Records from a dataset:

--------------------

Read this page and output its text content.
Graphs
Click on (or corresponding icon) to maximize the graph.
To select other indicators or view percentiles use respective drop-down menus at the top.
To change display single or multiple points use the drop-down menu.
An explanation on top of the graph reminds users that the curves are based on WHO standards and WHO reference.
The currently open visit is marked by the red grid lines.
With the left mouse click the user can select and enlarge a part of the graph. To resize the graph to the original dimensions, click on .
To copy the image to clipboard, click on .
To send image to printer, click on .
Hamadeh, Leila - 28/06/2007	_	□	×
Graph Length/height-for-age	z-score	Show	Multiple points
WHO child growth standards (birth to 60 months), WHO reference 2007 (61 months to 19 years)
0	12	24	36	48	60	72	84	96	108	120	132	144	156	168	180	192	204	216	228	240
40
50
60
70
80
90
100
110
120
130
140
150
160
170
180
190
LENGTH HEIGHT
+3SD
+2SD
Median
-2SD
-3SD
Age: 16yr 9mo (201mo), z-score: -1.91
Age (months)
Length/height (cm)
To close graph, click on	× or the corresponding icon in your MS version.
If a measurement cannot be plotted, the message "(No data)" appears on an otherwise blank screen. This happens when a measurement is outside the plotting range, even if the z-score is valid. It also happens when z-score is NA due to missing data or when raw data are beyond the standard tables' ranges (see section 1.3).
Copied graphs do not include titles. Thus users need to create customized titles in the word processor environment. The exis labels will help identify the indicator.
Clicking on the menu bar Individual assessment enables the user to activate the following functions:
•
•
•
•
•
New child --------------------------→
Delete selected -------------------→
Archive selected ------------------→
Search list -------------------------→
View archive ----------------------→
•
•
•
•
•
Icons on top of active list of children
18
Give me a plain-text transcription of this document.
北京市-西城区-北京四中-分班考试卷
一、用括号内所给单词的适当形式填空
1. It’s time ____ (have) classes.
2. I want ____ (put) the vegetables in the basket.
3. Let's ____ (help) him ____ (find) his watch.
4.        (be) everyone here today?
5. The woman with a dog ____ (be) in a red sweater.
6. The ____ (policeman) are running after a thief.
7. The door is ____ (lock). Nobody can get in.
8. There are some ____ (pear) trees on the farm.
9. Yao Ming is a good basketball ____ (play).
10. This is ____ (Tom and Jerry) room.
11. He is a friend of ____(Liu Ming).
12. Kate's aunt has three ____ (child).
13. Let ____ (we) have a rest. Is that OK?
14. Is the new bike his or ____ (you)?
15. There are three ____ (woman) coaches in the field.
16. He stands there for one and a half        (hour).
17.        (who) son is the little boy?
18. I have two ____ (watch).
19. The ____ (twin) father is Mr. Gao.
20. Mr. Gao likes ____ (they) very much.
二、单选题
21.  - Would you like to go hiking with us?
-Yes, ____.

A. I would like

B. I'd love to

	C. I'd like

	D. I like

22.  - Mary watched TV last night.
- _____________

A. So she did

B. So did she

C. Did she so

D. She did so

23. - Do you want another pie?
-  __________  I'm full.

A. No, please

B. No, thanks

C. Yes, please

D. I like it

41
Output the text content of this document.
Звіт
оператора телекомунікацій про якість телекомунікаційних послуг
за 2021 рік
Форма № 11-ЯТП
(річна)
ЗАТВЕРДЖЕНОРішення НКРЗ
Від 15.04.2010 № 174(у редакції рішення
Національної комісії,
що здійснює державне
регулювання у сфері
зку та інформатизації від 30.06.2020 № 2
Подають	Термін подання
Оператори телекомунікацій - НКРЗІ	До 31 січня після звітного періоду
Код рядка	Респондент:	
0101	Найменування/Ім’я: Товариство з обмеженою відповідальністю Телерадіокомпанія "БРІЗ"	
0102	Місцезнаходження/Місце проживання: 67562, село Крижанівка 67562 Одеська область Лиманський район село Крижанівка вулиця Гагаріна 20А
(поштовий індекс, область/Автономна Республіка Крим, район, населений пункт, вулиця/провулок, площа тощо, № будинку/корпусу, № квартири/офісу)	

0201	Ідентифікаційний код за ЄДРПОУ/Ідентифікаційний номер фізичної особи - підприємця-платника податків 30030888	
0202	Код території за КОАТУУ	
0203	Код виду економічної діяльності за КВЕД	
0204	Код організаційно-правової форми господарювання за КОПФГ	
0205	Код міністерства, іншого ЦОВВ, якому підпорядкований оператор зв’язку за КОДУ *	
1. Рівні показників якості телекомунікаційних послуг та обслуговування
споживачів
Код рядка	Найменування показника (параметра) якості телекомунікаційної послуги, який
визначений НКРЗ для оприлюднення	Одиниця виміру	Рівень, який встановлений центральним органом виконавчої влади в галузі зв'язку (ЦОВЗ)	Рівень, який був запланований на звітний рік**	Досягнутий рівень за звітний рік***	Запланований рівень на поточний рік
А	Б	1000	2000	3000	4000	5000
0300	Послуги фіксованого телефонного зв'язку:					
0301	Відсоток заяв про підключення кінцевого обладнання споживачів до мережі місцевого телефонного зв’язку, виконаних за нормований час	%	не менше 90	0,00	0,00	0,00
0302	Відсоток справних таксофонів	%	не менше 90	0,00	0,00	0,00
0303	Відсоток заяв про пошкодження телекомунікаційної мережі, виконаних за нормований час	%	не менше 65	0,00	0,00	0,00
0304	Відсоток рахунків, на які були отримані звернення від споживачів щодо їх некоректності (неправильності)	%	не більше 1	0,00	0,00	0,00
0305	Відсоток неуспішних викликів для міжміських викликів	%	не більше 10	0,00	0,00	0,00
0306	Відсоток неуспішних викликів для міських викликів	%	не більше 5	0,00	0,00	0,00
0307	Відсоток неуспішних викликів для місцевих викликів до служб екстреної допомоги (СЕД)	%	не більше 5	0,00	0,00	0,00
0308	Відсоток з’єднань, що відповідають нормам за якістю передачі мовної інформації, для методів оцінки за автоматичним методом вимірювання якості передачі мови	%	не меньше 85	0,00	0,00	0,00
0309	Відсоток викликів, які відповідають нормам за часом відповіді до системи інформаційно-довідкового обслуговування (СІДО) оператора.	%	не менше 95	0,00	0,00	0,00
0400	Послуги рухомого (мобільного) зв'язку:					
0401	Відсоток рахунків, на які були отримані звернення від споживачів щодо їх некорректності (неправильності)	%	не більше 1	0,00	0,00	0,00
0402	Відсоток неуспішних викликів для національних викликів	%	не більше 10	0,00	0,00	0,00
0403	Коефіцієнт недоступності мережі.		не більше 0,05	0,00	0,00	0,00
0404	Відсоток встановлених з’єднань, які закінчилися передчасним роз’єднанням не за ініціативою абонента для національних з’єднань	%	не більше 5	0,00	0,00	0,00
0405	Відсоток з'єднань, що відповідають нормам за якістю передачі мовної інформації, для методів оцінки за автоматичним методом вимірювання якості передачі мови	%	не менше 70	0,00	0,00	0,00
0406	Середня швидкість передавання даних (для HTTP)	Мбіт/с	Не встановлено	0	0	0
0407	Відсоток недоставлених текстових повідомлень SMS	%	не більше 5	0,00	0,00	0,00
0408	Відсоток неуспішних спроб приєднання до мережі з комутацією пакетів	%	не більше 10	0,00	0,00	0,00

--------------------

**Problem to work on:** Collect the lines that hold "drop".

**Task result:**
To select other indicators or view percentiles use respective drop-down menus at the top.
To change display single or multiple points use the drop-down menu.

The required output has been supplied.